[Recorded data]
§

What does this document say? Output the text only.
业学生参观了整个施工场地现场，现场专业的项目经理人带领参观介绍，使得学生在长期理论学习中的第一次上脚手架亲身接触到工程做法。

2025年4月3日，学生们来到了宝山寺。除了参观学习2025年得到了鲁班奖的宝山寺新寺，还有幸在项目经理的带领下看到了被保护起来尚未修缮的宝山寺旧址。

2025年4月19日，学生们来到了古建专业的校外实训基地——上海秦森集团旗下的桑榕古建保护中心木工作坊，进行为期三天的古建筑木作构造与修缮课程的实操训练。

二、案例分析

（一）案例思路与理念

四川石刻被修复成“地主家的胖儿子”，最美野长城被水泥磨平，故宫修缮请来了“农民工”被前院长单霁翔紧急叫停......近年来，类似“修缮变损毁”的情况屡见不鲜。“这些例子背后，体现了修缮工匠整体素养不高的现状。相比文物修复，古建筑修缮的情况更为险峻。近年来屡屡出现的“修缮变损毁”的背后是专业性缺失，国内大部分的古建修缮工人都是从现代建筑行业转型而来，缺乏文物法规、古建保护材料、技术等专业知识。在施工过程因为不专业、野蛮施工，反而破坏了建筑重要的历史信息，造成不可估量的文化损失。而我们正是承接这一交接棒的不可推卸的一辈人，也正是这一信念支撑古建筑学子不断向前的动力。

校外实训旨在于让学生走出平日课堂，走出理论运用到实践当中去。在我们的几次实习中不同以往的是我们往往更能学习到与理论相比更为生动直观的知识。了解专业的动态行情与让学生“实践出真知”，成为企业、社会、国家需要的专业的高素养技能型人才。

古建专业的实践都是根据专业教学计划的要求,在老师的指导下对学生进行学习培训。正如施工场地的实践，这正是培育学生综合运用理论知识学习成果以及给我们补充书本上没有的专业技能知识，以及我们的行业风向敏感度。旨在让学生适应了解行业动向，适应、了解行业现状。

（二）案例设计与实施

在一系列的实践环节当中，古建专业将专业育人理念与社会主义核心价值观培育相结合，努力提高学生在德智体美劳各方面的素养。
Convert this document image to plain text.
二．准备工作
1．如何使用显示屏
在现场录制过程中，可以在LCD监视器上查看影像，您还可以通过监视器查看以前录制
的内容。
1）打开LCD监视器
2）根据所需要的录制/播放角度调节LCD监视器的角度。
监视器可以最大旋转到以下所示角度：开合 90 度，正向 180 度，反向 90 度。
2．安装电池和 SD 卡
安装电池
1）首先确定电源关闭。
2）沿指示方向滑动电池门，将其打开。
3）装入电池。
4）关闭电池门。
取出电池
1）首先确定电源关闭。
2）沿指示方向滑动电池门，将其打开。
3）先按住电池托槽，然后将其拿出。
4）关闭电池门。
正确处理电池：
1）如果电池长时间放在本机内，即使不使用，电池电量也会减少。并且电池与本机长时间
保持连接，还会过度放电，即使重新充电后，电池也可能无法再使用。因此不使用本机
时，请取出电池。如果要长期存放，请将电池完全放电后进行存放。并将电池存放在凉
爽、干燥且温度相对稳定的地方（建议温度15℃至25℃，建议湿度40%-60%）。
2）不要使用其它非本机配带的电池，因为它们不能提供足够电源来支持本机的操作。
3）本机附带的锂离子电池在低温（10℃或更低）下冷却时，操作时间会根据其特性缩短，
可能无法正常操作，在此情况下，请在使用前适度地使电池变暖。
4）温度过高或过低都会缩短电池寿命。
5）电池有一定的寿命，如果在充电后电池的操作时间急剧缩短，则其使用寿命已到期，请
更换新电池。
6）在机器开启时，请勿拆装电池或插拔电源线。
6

§

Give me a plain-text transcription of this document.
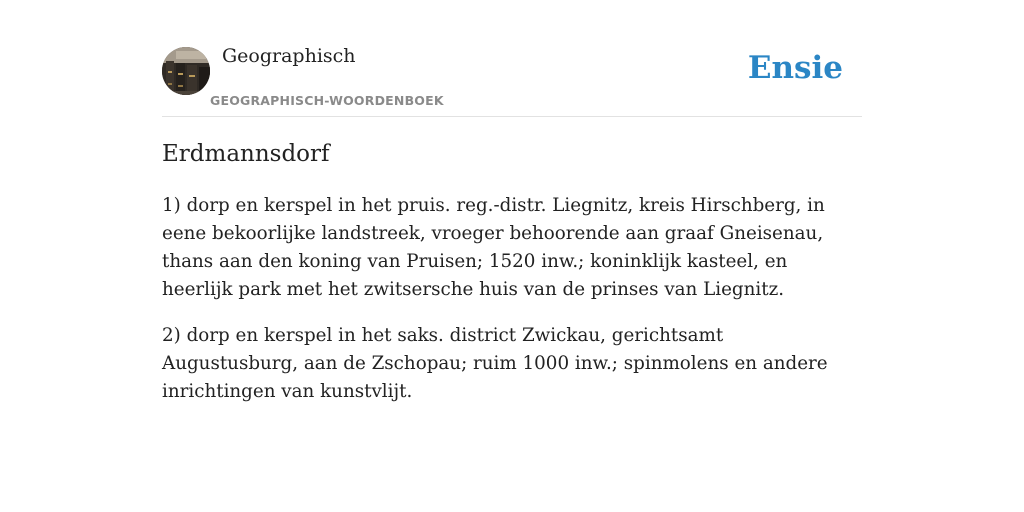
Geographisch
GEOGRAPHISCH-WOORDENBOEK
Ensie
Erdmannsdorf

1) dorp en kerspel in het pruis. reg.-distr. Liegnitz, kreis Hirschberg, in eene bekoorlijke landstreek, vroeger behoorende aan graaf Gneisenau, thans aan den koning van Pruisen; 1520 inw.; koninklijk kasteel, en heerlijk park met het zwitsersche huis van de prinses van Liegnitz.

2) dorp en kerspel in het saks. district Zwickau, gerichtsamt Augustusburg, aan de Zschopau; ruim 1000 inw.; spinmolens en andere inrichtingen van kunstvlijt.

§

_TO DO_: Pull out every line of the records above that contains the word "this".

_RESULT OF THE EXERCISE_:
What does this document say? Output the text only.
Convert this document image to plain text.
Give me a plain-text transcription of this document.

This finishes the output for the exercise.